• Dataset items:
#####

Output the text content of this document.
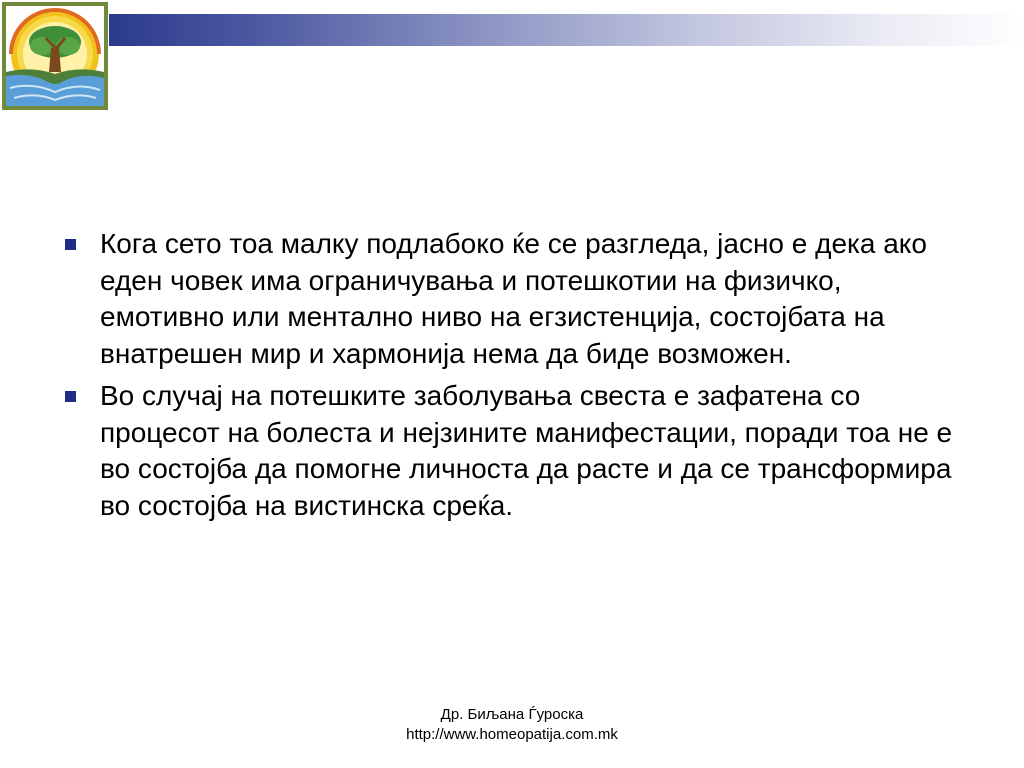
Кога сето тоа малку подлабоко ќе се разгледа, јасно е дека ако еден човек има ограничувања и потешкотии на физичко, емотивно или ментално ниво на егзистенција, состојбата на внатрешен мир и хармонија нема да биде возможен.
Во случај на потешките заболувања свеста е зафатена со процесот на болеста и нејзините манифестации, поради тоа не е во состојба да помогне личноста да расте и да се трансформира во состојба на вистинска среќа.
Др. Биљана Ѓуроска
http://www.homeopatija.com.mk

#####

• Written task: Write out all the entries again, word for word, and print no images.

• Response for this exercise:
Output the text content of this document.
Кога сето тоа малку подлабоко ќе се разгледа, јасно е дека ако еден човек има ограничувања и потешкотии на физичко, емотивно или ментално ниво на егзистенција, состојбата на внатрешен мир и хармонија нема да биде возможен.
Во случај на потешките заболувања свеста е зафатена со процесот на болеста и нејзините манифестации, поради тоа не е во состојба да помогне личноста да расте и да се трансформира во состојба на вистинска среќа.
Др. Биљана Ѓуроска
http://www.homeopatija.com.mk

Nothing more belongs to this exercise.